▶ **PROBLEM A**
Could you extract the Beowulf discussion text in full, word for word?

▶ **READING TEXT**

------------------------------

Question - 75 - Who came to avenge Grendel's death?

Grendel's mother came the night after Beowulf defeated Glendale to avenge here son's death.

Puchner, Martin, gen. ed. The Norton Anthology of World Literature. 3rd ed. Vol. F.
New York: Norton, 2012. 920 - 923. Print.

Posted by: McClellan Lowry at March 3, 2014 12:55 PM

Alexander Hoschak
ENG 220CL Journeys into Narrative CA01
Dr. B. Lee Hobbs
03 March 2014

Question:
Who comes to avenge Grendel’s Death?

Answer:
Grendel’s mother comes to avenge his death.

------------------------------

Saved dataset items:
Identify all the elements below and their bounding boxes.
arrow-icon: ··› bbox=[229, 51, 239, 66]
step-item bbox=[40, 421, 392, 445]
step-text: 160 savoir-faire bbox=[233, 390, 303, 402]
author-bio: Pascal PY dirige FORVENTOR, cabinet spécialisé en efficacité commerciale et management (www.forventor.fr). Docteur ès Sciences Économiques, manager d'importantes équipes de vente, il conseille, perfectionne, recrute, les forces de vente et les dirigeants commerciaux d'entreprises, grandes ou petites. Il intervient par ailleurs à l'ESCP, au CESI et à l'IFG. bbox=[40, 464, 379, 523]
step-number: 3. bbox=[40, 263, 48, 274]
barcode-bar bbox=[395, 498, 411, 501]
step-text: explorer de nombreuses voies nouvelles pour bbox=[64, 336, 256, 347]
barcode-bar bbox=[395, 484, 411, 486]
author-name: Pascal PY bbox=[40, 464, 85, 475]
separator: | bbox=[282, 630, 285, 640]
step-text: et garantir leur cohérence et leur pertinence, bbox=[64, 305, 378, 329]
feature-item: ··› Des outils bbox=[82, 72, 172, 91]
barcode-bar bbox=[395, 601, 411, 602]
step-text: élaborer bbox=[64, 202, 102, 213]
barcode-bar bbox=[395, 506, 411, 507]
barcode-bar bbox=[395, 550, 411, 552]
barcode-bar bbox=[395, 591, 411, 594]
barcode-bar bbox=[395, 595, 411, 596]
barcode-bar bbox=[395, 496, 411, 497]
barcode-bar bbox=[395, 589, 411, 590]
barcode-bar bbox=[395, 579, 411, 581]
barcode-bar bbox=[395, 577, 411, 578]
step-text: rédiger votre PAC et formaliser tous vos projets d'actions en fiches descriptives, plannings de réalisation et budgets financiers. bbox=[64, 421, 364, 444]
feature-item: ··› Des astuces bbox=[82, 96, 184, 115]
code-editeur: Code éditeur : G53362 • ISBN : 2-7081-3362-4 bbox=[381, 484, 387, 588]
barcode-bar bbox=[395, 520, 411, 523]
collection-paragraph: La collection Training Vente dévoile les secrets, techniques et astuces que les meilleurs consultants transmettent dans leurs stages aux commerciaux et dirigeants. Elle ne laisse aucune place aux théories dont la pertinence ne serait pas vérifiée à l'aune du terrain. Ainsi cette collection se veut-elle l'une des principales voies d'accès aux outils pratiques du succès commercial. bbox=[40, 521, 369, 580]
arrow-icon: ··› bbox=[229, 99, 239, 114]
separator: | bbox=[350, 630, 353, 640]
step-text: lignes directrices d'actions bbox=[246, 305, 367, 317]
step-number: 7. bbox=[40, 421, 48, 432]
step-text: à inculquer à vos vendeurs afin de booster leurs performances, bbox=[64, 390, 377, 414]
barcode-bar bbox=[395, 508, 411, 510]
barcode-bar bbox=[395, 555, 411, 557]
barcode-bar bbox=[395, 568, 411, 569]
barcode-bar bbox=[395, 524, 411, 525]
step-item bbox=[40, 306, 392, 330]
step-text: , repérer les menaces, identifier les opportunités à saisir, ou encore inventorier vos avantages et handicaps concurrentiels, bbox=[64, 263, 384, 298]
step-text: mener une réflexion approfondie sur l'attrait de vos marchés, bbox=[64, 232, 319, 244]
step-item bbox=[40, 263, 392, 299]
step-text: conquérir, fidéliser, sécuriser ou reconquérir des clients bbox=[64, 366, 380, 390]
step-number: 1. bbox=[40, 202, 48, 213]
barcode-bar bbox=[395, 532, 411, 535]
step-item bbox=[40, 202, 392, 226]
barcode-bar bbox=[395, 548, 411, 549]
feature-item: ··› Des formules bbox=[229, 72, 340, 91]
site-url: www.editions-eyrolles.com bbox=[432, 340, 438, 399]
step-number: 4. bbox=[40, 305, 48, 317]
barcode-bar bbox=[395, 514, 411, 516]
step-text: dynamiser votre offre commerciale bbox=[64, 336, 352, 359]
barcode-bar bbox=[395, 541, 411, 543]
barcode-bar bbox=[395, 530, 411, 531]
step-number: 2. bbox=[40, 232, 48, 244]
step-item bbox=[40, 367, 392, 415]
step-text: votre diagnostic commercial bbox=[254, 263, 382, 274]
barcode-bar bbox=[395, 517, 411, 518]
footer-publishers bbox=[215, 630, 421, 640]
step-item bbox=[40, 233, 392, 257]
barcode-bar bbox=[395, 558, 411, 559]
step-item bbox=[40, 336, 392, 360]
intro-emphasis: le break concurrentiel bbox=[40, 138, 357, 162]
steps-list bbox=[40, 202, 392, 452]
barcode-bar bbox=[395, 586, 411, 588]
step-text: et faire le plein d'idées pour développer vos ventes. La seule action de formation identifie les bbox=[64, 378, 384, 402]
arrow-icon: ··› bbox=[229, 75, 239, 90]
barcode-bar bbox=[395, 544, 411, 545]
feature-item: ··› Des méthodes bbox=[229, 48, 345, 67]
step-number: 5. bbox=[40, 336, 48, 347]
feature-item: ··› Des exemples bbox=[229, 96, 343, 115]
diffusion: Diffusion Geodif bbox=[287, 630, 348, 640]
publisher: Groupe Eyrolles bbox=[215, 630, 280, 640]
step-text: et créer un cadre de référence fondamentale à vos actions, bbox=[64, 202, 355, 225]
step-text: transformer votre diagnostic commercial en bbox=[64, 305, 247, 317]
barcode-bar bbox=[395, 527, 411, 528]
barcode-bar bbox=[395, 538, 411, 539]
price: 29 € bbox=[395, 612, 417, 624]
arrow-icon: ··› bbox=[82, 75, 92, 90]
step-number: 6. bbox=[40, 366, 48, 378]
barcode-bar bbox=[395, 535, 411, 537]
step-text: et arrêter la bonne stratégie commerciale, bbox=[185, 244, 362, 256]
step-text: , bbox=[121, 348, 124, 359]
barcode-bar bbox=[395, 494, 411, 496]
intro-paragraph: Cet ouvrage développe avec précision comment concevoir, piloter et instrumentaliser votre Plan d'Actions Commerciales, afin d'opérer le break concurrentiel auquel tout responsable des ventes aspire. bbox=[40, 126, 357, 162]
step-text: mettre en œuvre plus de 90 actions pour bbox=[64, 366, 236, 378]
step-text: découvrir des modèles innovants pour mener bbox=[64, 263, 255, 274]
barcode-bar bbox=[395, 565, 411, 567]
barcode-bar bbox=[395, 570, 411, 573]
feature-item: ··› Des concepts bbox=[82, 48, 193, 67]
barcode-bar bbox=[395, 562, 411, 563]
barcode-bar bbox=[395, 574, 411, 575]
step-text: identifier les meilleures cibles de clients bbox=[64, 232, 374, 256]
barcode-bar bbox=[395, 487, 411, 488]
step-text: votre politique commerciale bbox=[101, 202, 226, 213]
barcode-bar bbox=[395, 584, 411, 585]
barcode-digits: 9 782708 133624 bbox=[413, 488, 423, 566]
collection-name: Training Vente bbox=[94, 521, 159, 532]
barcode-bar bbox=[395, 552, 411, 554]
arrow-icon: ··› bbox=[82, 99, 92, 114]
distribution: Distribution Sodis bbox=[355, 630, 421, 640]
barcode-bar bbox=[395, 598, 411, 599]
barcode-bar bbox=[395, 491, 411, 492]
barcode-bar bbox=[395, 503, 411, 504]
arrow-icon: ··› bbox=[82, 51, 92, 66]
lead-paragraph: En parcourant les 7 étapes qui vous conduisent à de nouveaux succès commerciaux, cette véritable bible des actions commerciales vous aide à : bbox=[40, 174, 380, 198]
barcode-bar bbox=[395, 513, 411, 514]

------------------------------

▶ **PROBLEM B**
Would you copy the listing verbatim, from its first line through the line containing "barcode-bar bbox=[395, 577, 411, 578]", with both ends included and nothing else?

▶ **WORKED SOLUTION A**
Question - 75 - Who came to avenge Grendel's death?

Grendel's mother came the night after Beowulf defeated Glendale to avenge here son's death.

Puchner, Martin, gen. ed. The Norton Anthology of World Literature. 3rd ed. Vol. F.
New York: Norton, 2012. 920 - 923. Print.

Posted by: McClellan Lowry at March 3, 2014 12:55 PM

Alexander Hoschak
ENG 220CL Journeys into Narrative CA01
Dr. B. Lee Hobbs
03 March 2014

Question:
Who comes to avenge Grendel’s Death?

Answer:
Grendel’s mother comes to avenge his death.

▶ **WORKED SOLUTION B**
Identify all the elements below and their bounding boxes.
arrow-icon: ··› bbox=[229, 51, 239, 66]
step-item bbox=[40, 421, 392, 445]
step-text: 160 savoir-faire bbox=[233, 390, 303, 402]
author-bio: Pascal PY dirige FORVENTOR, cabinet spécialisé en efficacité commerciale et management (www.forventor.fr). Docteur ès Sciences Économiques, manager d'importantes équipes de vente, il conseille, perfectionne, recrute, les forces de vente et les dirigeants commerciaux d'entreprises, grandes ou petites. Il intervient par ailleurs à l'ESCP, au CESI et à l'IFG. bbox=[40, 464, 379, 523]
step-number: 3. bbox=[40, 263, 48, 274]
barcode-bar bbox=[395, 498, 411, 501]
step-text: explorer de nombreuses voies nouvelles pour bbox=[64, 336, 256, 347]
barcode-bar bbox=[395, 484, 411, 486]
author-name: Pascal PY bbox=[40, 464, 85, 475]
separator: | bbox=[282, 630, 285, 640]
step-text: et garantir leur cohérence et leur pertinence, bbox=[64, 305, 378, 329]
feature-item: ··› Des outils bbox=[82, 72, 172, 91]
barcode-bar bbox=[395, 601, 411, 602]
step-text: élaborer bbox=[64, 202, 102, 213]
barcode-bar bbox=[395, 506, 411, 507]
barcode-bar bbox=[395, 550, 411, 552]
barcode-bar bbox=[395, 591, 411, 594]
barcode-bar bbox=[395, 595, 411, 596]
barcode-bar bbox=[395, 496, 411, 497]
barcode-bar bbox=[395, 589, 411, 590]
barcode-bar bbox=[395, 579, 411, 581]
barcode-bar bbox=[395, 577, 411, 578]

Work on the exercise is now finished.